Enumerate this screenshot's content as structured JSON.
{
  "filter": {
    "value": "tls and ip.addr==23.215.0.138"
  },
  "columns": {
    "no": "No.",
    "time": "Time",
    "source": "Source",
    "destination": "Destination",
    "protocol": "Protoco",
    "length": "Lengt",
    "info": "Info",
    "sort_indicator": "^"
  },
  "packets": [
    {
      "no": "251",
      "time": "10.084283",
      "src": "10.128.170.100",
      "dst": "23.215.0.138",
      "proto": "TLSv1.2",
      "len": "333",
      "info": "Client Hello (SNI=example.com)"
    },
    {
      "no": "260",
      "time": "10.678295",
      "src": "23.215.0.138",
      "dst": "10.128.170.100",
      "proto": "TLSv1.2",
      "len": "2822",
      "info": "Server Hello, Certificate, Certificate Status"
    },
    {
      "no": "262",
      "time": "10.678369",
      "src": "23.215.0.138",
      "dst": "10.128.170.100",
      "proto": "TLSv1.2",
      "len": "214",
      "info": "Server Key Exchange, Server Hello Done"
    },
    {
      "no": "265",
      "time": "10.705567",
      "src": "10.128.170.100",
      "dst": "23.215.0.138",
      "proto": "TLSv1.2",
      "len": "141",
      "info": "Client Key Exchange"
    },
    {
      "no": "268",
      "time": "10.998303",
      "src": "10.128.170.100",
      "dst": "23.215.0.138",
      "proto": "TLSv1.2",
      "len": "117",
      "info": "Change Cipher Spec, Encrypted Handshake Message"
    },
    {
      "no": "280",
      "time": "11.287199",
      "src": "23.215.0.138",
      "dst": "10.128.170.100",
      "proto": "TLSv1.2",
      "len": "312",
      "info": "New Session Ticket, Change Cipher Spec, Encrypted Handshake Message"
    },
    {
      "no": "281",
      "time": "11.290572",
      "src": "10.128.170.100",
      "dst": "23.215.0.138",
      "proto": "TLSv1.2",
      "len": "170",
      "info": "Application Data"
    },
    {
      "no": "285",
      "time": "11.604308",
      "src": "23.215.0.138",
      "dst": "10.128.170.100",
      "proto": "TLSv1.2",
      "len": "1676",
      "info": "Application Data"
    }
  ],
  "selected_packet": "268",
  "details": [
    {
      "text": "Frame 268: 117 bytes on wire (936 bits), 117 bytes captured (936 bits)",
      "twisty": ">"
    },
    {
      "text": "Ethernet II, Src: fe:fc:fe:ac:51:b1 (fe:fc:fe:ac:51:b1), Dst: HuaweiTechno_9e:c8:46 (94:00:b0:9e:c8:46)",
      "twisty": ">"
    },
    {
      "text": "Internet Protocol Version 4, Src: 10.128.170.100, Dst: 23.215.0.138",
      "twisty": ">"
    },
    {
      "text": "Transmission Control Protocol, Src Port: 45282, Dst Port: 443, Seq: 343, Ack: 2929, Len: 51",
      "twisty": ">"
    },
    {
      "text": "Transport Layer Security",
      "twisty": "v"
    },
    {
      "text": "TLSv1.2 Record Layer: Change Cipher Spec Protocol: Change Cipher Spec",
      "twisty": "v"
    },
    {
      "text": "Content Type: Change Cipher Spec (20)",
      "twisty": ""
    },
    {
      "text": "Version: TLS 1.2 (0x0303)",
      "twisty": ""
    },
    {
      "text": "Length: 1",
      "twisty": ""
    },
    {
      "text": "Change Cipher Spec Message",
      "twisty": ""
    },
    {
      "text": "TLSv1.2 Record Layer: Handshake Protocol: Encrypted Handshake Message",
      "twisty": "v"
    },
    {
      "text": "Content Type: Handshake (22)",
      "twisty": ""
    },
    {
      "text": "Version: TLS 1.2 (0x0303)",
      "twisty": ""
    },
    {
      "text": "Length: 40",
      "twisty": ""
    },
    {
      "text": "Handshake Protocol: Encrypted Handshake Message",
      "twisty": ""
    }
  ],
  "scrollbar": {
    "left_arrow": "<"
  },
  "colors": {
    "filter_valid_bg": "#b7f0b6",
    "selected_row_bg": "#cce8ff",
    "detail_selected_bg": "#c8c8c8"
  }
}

= = = = = = =

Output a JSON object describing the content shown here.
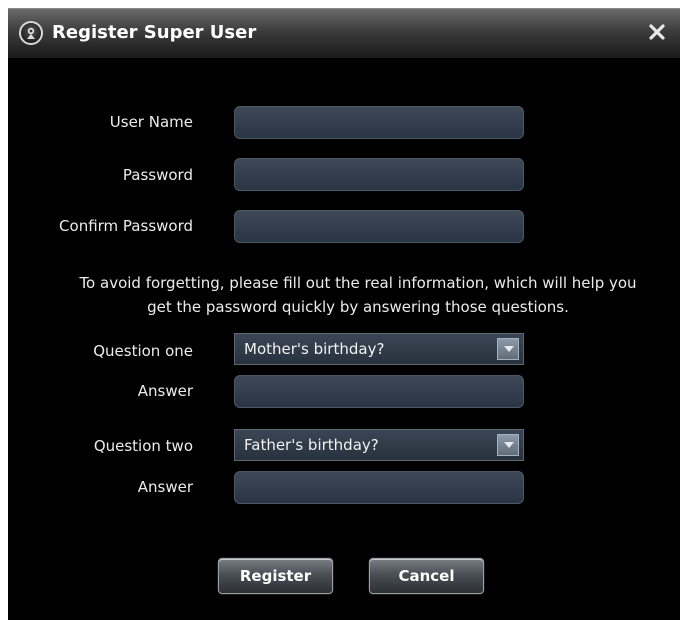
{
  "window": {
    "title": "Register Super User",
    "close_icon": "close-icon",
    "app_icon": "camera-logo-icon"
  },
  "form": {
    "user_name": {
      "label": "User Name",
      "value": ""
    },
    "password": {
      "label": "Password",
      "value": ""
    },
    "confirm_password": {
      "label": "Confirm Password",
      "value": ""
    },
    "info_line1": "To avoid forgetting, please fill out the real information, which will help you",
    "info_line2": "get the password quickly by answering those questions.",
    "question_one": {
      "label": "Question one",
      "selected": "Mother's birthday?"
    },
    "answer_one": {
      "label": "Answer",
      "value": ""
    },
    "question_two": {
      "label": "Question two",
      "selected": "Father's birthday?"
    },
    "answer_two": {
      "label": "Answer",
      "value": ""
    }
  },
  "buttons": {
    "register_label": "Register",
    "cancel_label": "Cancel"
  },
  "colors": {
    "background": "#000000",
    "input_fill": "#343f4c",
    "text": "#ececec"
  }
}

= = = = = = =

> _Exercise details_: For the entries above, count the lines that contain the string "Server", and state that number without further comment.

> _Response_: 2